> DATA EXTRACT
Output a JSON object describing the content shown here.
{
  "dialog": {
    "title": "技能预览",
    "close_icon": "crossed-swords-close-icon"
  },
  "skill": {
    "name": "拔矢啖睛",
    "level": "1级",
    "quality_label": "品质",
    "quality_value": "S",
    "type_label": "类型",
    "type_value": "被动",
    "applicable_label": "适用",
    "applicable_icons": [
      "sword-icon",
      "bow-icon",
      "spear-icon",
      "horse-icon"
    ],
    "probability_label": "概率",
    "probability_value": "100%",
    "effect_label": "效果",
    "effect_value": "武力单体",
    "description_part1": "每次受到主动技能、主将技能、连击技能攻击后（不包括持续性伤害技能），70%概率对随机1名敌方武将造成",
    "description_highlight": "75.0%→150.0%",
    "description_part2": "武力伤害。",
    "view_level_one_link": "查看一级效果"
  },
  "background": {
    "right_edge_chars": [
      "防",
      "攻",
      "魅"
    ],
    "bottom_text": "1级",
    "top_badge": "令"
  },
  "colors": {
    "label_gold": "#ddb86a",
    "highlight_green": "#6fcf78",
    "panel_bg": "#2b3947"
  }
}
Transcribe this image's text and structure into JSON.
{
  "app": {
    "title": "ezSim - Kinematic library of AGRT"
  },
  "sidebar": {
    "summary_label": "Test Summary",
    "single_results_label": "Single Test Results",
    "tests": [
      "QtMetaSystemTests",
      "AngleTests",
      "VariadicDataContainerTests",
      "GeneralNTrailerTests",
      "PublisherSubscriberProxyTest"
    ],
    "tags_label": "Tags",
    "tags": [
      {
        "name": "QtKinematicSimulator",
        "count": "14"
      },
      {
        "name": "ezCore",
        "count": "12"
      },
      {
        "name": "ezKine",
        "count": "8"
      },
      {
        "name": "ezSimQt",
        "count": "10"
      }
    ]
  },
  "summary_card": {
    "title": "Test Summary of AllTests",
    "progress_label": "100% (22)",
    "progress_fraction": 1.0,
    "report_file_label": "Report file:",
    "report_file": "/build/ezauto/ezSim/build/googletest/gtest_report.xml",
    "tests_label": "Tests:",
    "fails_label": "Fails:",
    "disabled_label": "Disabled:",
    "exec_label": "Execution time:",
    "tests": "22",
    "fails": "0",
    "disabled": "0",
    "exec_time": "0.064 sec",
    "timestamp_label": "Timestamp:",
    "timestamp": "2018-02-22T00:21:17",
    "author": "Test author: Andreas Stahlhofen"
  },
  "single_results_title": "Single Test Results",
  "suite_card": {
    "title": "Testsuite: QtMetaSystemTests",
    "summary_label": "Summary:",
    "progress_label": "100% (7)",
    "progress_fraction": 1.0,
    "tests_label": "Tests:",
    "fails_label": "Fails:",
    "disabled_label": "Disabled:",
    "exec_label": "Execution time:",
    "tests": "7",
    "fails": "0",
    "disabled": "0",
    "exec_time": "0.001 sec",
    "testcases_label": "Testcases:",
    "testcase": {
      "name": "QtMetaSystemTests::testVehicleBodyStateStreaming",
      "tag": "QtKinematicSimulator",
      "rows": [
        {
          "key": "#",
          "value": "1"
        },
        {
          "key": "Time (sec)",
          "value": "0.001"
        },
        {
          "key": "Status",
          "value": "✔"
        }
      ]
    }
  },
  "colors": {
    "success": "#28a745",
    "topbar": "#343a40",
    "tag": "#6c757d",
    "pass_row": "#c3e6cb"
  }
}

> AIM OF THE TASK
All of the entries must be quoted exactly; please include each one.

> SOLUTION FOR THIS TASK
Output a JSON object describing the content shown here.
{
  "dialog": {
    "title": "技能预览",
    "close_icon": "crossed-swords-close-icon"
  },
  "skill": {
    "name": "拔矢啖睛",
    "level": "1级",
    "quality_label": "品质",
    "quality_value": "S",
    "type_label": "类型",
    "type_value": "被动",
    "applicable_label": "适用",
    "applicable_icons": [
      "sword-icon",
      "bow-icon",
      "spear-icon",
      "horse-icon"
    ],
    "probability_label": "概率",
    "probability_value": "100%",
    "effect_label": "效果",
    "effect_value": "武力单体",
    "description_part1": "每次受到主动技能、主将技能、连击技能攻击后（不包括持续性伤害技能），70%概率对随机1名敌方武将造成",
    "description_highlight": "75.0%→150.0%",
    "description_part2": "武力伤害。",
    "view_level_one_link": "查看一级效果"
  },
  "background": {
    "right_edge_chars": [
      "防",
      "攻",
      "魅"
    ],
    "bottom_text": "1级",
    "top_badge": "令"
  },
  "colors": {
    "label_gold": "#ddb86a",
    "highlight_green": "#6fcf78",
    "panel_bg": "#2b3947"
  }
}
Transcribe this image's text and structure into JSON.
{
  "app": {
    "title": "ezSim - Kinematic library of AGRT"
  },
  "sidebar": {
    "summary_label": "Test Summary",
    "single_results_label": "Single Test Results",
    "tests": [
      "QtMetaSystemTests",
      "AngleTests",
      "VariadicDataContainerTests",
      "GeneralNTrailerTests",
      "PublisherSubscriberProxyTest"
    ],
    "tags_label": "Tags",
    "tags": [
      {
        "name": "QtKinematicSimulator",
        "count": "14"
      },
      {
        "name": "ezCore",
        "count": "12"
      },
      {
        "name": "ezKine",
        "count": "8"
      },
      {
        "name": "ezSimQt",
        "count": "10"
      }
    ]
  },
  "summary_card": {
    "title": "Test Summary of AllTests",
    "progress_label": "100% (22)",
    "progress_fraction": 1.0,
    "report_file_label": "Report file:",
    "report_file": "/build/ezauto/ezSim/build/googletest/gtest_report.xml",
    "tests_label": "Tests:",
    "fails_label": "Fails:",
    "disabled_label": "Disabled:",
    "exec_label": "Execution time:",
    "tests": "22",
    "fails": "0",
    "disabled": "0",
    "exec_time": "0.064 sec",
    "timestamp_label": "Timestamp:",
    "timestamp": "2018-02-22T00:21:17",
    "author": "Test author: Andreas Stahlhofen"
  },
  "single_results_title": "Single Test Results",
  "suite_card": {
    "title": "Testsuite: QtMetaSystemTests",
    "summary_label": "Summary:",
    "progress_label": "100% (7)",
    "progress_fraction": 1.0,
    "tests_label": "Tests:",
    "fails_label": "Fails:",
    "disabled_label": "Disabled:",
    "exec_label": "Execution time:",
    "tests": "7",
    "fails": "0",
    "disabled": "0",
    "exec_time": "0.001 sec",
    "testcases_label": "Testcases:",
    "testcase": {
      "name": "QtMetaSystemTests::testVehicleBodyStateStreaming",
      "tag": "QtKinematicSimulator",
      "rows": [
        {
          "key": "#",
          "value": "1"
        },
        {
          "key": "Time (sec)",
          "value": "0.001"
        },
        {
          "key": "Status",
          "value": "✔"
        }
      ]
    }
  },
  "colors": {
    "success": "#28a745",
    "topbar": "#343a40",
    "tag": "#6c757d",
    "pass_row": "#c3e6cb"
  }
}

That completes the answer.